--- Record extracts ---
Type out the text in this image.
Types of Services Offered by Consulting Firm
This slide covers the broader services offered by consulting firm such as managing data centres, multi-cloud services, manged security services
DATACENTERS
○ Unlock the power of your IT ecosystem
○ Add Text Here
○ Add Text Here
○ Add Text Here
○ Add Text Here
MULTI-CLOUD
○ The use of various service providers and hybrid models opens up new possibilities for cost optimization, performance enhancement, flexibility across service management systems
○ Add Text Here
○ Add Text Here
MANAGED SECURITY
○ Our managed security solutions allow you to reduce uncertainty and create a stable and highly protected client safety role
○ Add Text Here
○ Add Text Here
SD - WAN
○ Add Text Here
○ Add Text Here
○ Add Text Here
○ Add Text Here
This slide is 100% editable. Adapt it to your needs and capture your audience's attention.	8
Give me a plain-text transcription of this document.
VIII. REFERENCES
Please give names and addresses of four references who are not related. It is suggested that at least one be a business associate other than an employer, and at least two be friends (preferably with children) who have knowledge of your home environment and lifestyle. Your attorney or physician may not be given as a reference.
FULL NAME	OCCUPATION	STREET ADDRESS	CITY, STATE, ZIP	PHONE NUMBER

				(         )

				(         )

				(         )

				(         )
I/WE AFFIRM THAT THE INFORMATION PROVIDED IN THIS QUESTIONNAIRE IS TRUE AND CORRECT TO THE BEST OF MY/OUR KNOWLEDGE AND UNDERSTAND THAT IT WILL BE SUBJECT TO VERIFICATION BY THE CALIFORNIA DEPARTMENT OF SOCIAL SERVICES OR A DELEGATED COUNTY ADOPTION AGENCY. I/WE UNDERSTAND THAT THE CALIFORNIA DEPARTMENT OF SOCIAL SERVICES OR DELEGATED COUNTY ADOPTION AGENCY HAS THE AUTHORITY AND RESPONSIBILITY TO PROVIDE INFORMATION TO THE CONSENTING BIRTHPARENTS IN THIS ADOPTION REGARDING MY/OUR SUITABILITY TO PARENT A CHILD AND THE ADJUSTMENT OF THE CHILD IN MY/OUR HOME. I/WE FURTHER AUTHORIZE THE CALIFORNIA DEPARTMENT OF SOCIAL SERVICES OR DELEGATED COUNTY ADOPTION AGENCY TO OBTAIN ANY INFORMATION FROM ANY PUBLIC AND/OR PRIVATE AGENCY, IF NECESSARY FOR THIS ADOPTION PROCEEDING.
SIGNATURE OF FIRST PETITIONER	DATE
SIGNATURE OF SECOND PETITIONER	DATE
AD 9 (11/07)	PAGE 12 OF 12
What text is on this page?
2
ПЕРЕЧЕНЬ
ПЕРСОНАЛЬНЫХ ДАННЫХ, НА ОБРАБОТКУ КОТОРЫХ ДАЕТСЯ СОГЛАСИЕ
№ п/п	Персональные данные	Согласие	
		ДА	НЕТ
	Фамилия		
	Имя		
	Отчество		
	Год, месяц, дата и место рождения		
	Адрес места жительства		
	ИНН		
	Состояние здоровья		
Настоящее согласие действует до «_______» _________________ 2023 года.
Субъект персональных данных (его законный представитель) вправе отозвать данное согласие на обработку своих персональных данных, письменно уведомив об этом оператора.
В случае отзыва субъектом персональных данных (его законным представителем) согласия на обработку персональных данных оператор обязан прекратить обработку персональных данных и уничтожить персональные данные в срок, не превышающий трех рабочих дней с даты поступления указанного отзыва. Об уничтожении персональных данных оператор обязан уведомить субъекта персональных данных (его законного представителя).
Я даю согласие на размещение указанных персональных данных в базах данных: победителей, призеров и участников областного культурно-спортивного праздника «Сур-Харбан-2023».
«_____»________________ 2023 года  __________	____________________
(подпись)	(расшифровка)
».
---
Print again each line of the listing above, exactly as it appears.

Exercise output:
Type out the text in this image.
Types of Services Offered by Consulting Firm
This slide covers the broader services offered by consulting firm such as managing data centres, multi-cloud services, manged security services
DATACENTERS
○ Unlock the power of your IT ecosystem
○ Add Text Here
○ Add Text Here
○ Add Text Here
○ Add Text Here
MULTI-CLOUD
○ The use of various service providers and hybrid models opens up new possibilities for cost optimization, performance enhancement, flexibility across service management systems
○ Add Text Here
○ Add Text Here
MANAGED SECURITY
○ Our managed security solutions allow you to reduce uncertainty and create a stable and highly protected client safety role
○ Add Text Here
○ Add Text Here
SD - WAN
○ Add Text Here
○ Add Text Here
○ Add Text Here
○ Add Text Here
This slide is 100% editable. Adapt it to your needs and capture your audience's attention.	8
Give me a plain-text transcription of this document.
VIII. REFERENCES
Please give names and addresses of four references who are not related. It is suggested that at least one be a business associate other than an employer, and at least two be friends (preferably with children) who have knowledge of your home environment and lifestyle. Your attorney or physician may not be given as a reference.
FULL NAME	OCCUPATION	STREET ADDRESS	CITY, STATE, ZIP	PHONE NUMBER

				(         )

				(         )

				(         )

				(         )
I/WE AFFIRM THAT THE INFORMATION PROVIDED IN THIS QUESTIONNAIRE IS TRUE AND CORRECT TO THE BEST OF MY/OUR KNOWLEDGE AND UNDERSTAND THAT IT WILL BE SUBJECT TO VERIFICATION BY THE CALIFORNIA DEPARTMENT OF SOCIAL SERVICES OR A DELEGATED COUNTY ADOPTION AGENCY. I/WE UNDERSTAND THAT THE CALIFORNIA DEPARTMENT OF SOCIAL SERVICES OR DELEGATED COUNTY ADOPTION AGENCY HAS THE AUTHORITY AND RESPONSIBILITY TO PROVIDE INFORMATION TO THE CONSENTING BIRTHPARENTS IN THIS ADOPTION REGARDING MY/OUR SUITABILITY TO PARENT A CHILD AND THE ADJUSTMENT OF THE CHILD IN MY/OUR HOME. I/WE FURTHER AUTHORIZE THE CALIFORNIA DEPARTMENT OF SOCIAL SERVICES OR DELEGATED COUNTY ADOPTION AGENCY TO OBTAIN ANY INFORMATION FROM ANY PUBLIC AND/OR PRIVATE AGENCY, IF NECESSARY FOR THIS ADOPTION PROCEEDING.
SIGNATURE OF FIRST PETITIONER	DATE
SIGNATURE OF SECOND PETITIONER	DATE
AD 9 (11/07)	PAGE 12 OF 12
What text is on this page?
2
ПЕРЕЧЕНЬ
ПЕРСОНАЛЬНЫХ ДАННЫХ, НА ОБРАБОТКУ КОТОРЫХ ДАЕТСЯ СОГЛАСИЕ
№ п/п	Персональные данные	Согласие	
		ДА	НЕТ
	Фамилия		
	Имя		
	Отчество		
	Год, месяц, дата и место рождения		
	Адрес места жительства		
	ИНН		
	Состояние здоровья		
Настоящее согласие действует до «_______» _________________ 2023 года.
Субъект персональных данных (его законный представитель) вправе отозвать данное согласие на обработку своих персональных данных, письменно уведомив об этом оператора.
В случае отзыва субъектом персональных данных (его законным представителем) согласия на обработку персональных данных оператор обязан прекратить обработку персональных данных и уничтожить персональные данные в срок, не превышающий трех рабочих дней с даты поступления указанного отзыва. Об уничтожении персональных данных оператор обязан уведомить субъекта персональных данных (его законного представителя).
Я даю согласие на размещение указанных персональных данных в базах данных: победителей, призеров и участников областного культурно-спортивного праздника «Сур-Харбан-2023».
«_____»________________ 2023 года  __________	____________________
(подпись)	(расшифровка)
».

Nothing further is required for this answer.